Directions: Look through the records and report how many lines include the word "heading", with no other words.

Record excerpts:
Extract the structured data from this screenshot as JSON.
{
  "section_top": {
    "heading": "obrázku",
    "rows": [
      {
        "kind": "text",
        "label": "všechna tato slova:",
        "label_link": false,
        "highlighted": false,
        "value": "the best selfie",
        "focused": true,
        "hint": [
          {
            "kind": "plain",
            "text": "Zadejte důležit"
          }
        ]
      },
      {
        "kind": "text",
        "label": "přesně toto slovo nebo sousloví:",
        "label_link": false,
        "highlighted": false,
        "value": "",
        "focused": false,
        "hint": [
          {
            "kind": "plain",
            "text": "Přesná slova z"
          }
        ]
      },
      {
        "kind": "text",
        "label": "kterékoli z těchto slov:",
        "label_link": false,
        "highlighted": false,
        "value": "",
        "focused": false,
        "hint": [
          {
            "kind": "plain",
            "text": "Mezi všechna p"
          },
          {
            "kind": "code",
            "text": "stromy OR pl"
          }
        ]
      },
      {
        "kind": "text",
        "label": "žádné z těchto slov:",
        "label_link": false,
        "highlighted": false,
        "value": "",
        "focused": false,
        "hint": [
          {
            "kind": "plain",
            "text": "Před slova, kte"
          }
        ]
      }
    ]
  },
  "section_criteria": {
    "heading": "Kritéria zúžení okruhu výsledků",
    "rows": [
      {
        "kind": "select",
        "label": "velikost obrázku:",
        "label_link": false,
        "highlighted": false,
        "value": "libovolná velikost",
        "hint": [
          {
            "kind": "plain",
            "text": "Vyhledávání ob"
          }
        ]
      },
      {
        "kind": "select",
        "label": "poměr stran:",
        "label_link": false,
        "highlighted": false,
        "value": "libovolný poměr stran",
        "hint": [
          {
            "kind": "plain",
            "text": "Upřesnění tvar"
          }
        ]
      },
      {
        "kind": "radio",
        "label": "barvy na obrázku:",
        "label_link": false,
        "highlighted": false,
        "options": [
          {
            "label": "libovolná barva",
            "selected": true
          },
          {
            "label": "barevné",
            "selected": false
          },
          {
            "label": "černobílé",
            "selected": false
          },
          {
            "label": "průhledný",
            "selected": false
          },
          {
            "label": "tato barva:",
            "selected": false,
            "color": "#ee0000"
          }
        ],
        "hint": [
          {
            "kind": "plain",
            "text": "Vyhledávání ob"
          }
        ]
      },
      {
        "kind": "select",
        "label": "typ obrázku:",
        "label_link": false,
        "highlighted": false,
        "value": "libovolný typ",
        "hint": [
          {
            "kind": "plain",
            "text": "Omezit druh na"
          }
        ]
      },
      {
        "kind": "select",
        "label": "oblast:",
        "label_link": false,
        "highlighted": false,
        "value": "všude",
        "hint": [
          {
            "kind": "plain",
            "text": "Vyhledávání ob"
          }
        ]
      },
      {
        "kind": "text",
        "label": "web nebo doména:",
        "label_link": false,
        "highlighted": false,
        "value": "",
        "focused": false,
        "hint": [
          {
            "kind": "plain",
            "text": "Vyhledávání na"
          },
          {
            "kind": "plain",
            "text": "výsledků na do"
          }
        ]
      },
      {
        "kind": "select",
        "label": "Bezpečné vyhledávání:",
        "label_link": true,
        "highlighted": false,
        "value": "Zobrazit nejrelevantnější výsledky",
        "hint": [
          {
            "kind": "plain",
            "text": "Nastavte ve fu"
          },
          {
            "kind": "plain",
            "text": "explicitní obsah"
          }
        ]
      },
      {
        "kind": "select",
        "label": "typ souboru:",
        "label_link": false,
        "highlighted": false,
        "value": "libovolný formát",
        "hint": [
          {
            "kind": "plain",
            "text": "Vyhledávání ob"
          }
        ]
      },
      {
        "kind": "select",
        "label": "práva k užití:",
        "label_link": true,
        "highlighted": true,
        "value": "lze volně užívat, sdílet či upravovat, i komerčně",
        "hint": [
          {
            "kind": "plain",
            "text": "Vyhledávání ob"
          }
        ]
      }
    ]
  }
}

Response: 2